--- TASK INPUTS ---

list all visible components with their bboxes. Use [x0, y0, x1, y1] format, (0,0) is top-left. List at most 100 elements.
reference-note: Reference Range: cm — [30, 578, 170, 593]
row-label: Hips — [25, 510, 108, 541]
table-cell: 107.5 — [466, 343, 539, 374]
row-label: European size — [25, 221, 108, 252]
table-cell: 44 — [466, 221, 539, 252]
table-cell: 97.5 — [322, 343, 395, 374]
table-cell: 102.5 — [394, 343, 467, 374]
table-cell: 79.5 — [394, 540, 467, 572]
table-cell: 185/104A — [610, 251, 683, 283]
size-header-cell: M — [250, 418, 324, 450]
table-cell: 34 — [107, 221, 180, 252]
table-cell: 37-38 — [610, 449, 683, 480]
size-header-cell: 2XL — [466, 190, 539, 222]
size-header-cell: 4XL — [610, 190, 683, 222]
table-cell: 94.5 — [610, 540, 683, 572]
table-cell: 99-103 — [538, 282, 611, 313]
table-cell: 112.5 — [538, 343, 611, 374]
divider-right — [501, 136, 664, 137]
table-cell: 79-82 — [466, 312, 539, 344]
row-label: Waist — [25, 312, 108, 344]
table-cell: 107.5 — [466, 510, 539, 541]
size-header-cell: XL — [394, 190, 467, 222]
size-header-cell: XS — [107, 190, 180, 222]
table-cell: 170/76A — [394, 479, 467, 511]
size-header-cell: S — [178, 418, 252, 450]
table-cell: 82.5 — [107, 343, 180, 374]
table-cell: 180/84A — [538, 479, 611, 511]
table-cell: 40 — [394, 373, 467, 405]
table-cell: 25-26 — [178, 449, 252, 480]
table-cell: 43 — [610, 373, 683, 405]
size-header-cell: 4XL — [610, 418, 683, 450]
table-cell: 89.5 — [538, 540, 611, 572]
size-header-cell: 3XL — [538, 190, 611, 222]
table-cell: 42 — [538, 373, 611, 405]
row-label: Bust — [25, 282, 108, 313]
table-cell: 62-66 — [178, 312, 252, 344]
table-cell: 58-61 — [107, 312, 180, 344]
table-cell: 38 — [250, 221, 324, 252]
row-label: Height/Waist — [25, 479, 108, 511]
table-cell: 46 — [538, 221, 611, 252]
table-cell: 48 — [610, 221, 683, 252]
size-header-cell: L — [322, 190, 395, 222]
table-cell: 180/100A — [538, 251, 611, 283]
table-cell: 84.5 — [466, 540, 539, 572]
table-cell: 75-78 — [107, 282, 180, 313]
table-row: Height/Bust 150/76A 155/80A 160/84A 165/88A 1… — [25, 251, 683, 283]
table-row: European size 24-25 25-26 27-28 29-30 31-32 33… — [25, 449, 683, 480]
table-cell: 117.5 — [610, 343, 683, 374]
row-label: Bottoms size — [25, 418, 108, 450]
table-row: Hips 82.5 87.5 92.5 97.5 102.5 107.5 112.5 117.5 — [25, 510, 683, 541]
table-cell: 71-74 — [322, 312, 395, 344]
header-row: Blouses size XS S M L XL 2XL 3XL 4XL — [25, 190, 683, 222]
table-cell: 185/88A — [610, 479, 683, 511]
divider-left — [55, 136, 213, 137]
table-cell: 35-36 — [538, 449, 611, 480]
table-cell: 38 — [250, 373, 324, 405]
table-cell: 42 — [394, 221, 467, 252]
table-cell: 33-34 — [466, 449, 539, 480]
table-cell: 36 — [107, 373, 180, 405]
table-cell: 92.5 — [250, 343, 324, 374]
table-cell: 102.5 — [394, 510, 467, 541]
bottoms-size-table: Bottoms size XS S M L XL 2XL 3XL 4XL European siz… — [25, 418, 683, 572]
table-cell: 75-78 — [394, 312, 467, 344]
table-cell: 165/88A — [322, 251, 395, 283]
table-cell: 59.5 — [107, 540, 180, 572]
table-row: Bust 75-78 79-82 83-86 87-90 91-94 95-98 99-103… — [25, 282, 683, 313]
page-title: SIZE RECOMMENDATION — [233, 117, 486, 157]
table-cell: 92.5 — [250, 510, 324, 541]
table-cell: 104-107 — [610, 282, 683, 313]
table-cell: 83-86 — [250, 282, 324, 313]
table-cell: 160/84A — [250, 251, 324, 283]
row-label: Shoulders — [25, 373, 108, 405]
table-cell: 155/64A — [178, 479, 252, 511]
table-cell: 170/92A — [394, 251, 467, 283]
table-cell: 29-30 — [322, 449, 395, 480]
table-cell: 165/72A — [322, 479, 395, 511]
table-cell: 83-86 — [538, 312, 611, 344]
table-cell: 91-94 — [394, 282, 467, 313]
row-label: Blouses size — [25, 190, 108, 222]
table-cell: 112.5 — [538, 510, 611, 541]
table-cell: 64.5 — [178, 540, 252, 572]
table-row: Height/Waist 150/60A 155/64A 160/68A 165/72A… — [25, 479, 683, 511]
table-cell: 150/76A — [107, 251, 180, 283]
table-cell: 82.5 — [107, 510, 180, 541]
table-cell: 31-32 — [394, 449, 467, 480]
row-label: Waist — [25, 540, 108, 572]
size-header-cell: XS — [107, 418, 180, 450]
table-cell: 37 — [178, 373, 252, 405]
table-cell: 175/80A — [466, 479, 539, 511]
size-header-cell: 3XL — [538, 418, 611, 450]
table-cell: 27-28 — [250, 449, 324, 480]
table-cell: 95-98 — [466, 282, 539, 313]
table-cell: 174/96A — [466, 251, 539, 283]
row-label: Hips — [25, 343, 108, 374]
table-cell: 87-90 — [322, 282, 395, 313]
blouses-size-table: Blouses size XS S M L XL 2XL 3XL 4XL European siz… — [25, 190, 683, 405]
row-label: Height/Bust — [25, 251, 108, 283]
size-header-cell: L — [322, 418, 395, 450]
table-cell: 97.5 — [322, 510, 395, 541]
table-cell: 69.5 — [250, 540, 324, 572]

---

# [AIM]
Convert every line of the records into a numbered list, leaving out any blank lines.

# [ANSWER TO THIS TASK]
1. list all visible components with their bboxes. Use [x0, y0, x1, y1] format, (0,0) is top-left. List at most 100 elements.
2. reference-note: Reference Range: cm — [30, 578, 170, 593]
3. row-label: Hips — [25, 510, 108, 541]
4. table-cell: 107.5 — [466, 343, 539, 374]
5. row-label: European size — [25, 221, 108, 252]
6. table-cell: 44 — [466, 221, 539, 252]
7. table-cell: 97.5 — [322, 343, 395, 374]
8. table-cell: 102.5 — [394, 343, 467, 374]
9. table-cell: 79.5 — [394, 540, 467, 572]
10. table-cell: 185/104A — [610, 251, 683, 283]
11. size-header-cell: M — [250, 418, 324, 450]
12. table-cell: 34 — [107, 221, 180, 252]
13. table-cell: 37-38 — [610, 449, 683, 480]
14. size-header-cell: 2XL — [466, 190, 539, 222]
15. size-header-cell: 4XL — [610, 190, 683, 222]
16. table-cell: 94.5 — [610, 540, 683, 572]
17. table-cell: 99-103 — [538, 282, 611, 313]
18. table-cell: 112.5 — [538, 343, 611, 374]
19. divider-right — [501, 136, 664, 137]
20. table-cell: 79-82 — [466, 312, 539, 344]
21. row-label: Waist — [25, 312, 108, 344]
22. table-cell: 107.5 — [466, 510, 539, 541]
23. size-header-cell: XL — [394, 190, 467, 222]
24. size-header-cell: XS — [107, 190, 180, 222]
25. table-cell: 170/76A — [394, 479, 467, 511]
26. size-header-cell: S — [178, 418, 252, 450]
27. table-cell: 82.5 — [107, 343, 180, 374]
28. table-cell: 180/84A — [538, 479, 611, 511]
29. table-cell: 40 — [394, 373, 467, 405]
30. table-cell: 25-26 — [178, 449, 252, 480]
31. table-cell: 43 — [610, 373, 683, 405]
32. size-header-cell: 4XL — [610, 418, 683, 450]
33. table-cell: 89.5 — [538, 540, 611, 572]
34. size-header-cell: 3XL — [538, 190, 611, 222]
35. table-cell: 42 — [538, 373, 611, 405]
36. row-label: Bust — [25, 282, 108, 313]
37. table-cell: 62-66 — [178, 312, 252, 344]
38. table-cell: 58-61 — [107, 312, 180, 344]
39. table-cell: 38 — [250, 221, 324, 252]
40. row-label: Height/Waist — [25, 479, 108, 511]
41. table-cell: 46 — [538, 221, 611, 252]
42. table-cell: 48 — [610, 221, 683, 252]
43. size-header-cell: L — [322, 190, 395, 222]
44. table-cell: 180/100A — [538, 251, 611, 283]
45. table-cell: 84.5 — [466, 540, 539, 572]
46. table-cell: 75-78 — [107, 282, 180, 313]
47. table-row: Height/Bust 150/76A 155/80A 160/84A 165/88A 1… — [25, 251, 683, 283]
48. table-row: European size 24-25 25-26 27-28 29-30 31-32 33… — [25, 449, 683, 480]
49. table-cell: 117.5 — [610, 343, 683, 374]
50. row-label: Bottoms size — [25, 418, 108, 450]
51. table-row: Hips 82.5 87.5 92.5 97.5 102.5 107.5 112.5 117.5 — [25, 510, 683, 541]
52. table-cell: 71-74 — [322, 312, 395, 344]
53. header-row: Blouses size XS S M L XL 2XL 3XL 4XL — [25, 190, 683, 222]
54. table-cell: 185/88A — [610, 479, 683, 511]
55. divider-left — [55, 136, 213, 137]
56. table-cell: 35-36 — [538, 449, 611, 480]
57. table-cell: 38 — [250, 373, 324, 405]
58. table-cell: 42 — [394, 221, 467, 252]
59. table-cell: 33-34 — [466, 449, 539, 480]
60. table-cell: 36 — [107, 373, 180, 405]
61. table-cell: 92.5 — [250, 343, 324, 374]
62. table-cell: 102.5 — [394, 510, 467, 541]
63. bottoms-size-table: Bottoms size XS S M L XL 2XL 3XL 4XL European siz… — [25, 418, 683, 572]
64. table-cell: 75-78 — [394, 312, 467, 344]
65. table-cell: 165/88A — [322, 251, 395, 283]
66. table-cell: 59.5 — [107, 540, 180, 572]
67. table-row: Bust 75-78 79-82 83-86 87-90 91-94 95-98 99-103… — [25, 282, 683, 313]
68. page-title: SIZE RECOMMENDATION — [233, 117, 486, 157]
69. table-cell: 92.5 — [250, 510, 324, 541]
70. table-cell: 104-107 — [610, 282, 683, 313]
71. table-cell: 83-86 — [250, 282, 324, 313]
72. table-cell: 160/84A — [250, 251, 324, 283]
73. row-label: Shoulders — [25, 373, 108, 405]
74. table-cell: 155/64A — [178, 479, 252, 511]
75. table-cell: 170/92A — [394, 251, 467, 283]
76. table-cell: 29-30 — [322, 449, 395, 480]
77. table-cell: 165/72A — [322, 479, 395, 511]
78. table-cell: 83-86 — [538, 312, 611, 344]
79. table-cell: 91-94 — [394, 282, 467, 313]
80. row-label: Blouses size — [25, 190, 108, 222]
81. table-cell: 112.5 — [538, 510, 611, 541]
82. table-cell: 64.5 — [178, 540, 252, 572]
83. table-row: Height/Waist 150/60A 155/64A 160/68A 165/72A… — [25, 479, 683, 511]
84. table-cell: 150/76A — [107, 251, 180, 283]
85. table-cell: 82.5 — [107, 510, 180, 541]
86. table-cell: 31-32 — [394, 449, 467, 480]
87. row-label: Waist — [25, 540, 108, 572]
88. size-header-cell: XS — [107, 418, 180, 450]
89. table-cell: 37 — [178, 373, 252, 405]
90. table-cell: 175/80A — [466, 479, 539, 511]
91. size-header-cell: 3XL — [538, 418, 611, 450]
92. table-cell: 27-28 — [250, 449, 324, 480]
93. table-cell: 95-98 — [466, 282, 539, 313]
94. table-cell: 174/96A — [466, 251, 539, 283]
95. row-label: Hips — [25, 343, 108, 374]
96. table-cell: 87-90 — [322, 282, 395, 313]
97. blouses-size-table: Blouses size XS S M L XL 2XL 3XL 4XL European siz… — [25, 190, 683, 405]
98. row-label: Height/Bust — [25, 251, 108, 283]
99. size-header-cell: L — [322, 418, 395, 450]
100. table-cell: 97.5 — [322, 510, 395, 541]
101. table-cell: 69.5 — [250, 540, 324, 572]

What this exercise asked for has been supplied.